Format everything from the start of the records down to the line containing "point [234,58,245,67]" as a JSON list of strings, with one string per line and blank lines left out.

--- start of TASK INPUT ---

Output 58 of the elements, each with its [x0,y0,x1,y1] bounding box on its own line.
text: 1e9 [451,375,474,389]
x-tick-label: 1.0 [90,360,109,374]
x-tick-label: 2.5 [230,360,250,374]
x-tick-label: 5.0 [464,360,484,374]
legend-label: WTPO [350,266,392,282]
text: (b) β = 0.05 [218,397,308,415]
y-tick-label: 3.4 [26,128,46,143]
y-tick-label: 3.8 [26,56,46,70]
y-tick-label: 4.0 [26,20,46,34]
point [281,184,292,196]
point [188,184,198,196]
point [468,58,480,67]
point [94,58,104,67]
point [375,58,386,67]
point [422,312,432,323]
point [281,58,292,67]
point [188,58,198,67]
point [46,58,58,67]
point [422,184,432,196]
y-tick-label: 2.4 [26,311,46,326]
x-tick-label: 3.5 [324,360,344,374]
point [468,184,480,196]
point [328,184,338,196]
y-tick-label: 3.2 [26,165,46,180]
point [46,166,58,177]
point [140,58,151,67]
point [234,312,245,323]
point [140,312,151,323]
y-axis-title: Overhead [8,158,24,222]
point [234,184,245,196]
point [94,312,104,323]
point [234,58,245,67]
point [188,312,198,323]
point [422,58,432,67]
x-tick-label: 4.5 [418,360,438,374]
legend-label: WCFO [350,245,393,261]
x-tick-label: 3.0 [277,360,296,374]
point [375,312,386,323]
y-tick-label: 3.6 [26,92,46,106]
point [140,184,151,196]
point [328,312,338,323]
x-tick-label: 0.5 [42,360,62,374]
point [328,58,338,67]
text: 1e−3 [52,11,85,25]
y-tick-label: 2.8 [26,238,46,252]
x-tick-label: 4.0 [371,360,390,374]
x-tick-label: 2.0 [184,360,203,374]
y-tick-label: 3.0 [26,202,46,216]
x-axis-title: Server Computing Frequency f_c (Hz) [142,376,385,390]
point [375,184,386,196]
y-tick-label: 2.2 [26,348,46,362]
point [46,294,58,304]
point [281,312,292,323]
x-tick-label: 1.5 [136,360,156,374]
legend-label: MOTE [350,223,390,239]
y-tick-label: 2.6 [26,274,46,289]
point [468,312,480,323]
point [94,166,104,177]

--- end of TASK INPUT ---

■ THE COMPLETED TASK ■
[
  "Output 58 of the elements, each with its [x0,y0,x1,y1] bounding box on its own line.",
  "text: 1e9 [451,375,474,389]",
  "x-tick-label: 1.0 [90,360,109,374]",
  "x-tick-label: 2.5 [230,360,250,374]",
  "x-tick-label: 5.0 [464,360,484,374]",
  "legend-label: WTPO [350,266,392,282]",
  "text: (b) β = 0.05 [218,397,308,415]",
  "y-tick-label: 3.4 [26,128,46,143]",
  "y-tick-label: 3.8 [26,56,46,70]",
  "y-tick-label: 4.0 [26,20,46,34]",
  "point [281,184,292,196]",
  "point [188,184,198,196]",
  "point [468,58,480,67]",
  "point [94,58,104,67]",
  "point [375,58,386,67]",
  "point [422,312,432,323]",
  "point [281,58,292,67]",
  "point [188,58,198,67]",
  "point [46,58,58,67]",
  "point [422,184,432,196]",
  "y-tick-label: 2.4 [26,311,46,326]",
  "x-tick-label: 3.5 [324,360,344,374]",
  "point [468,184,480,196]",
  "point [328,184,338,196]",
  "y-tick-label: 3.2 [26,165,46,180]",
  "point [46,166,58,177]",
  "point [140,58,151,67]",
  "point [234,312,245,323]",
  "point [140,312,151,323]",
  "y-axis-title: Overhead [8,158,24,222]",
  "point [234,184,245,196]",
  "point [94,312,104,323]",
  "point [234,58,245,67]"
]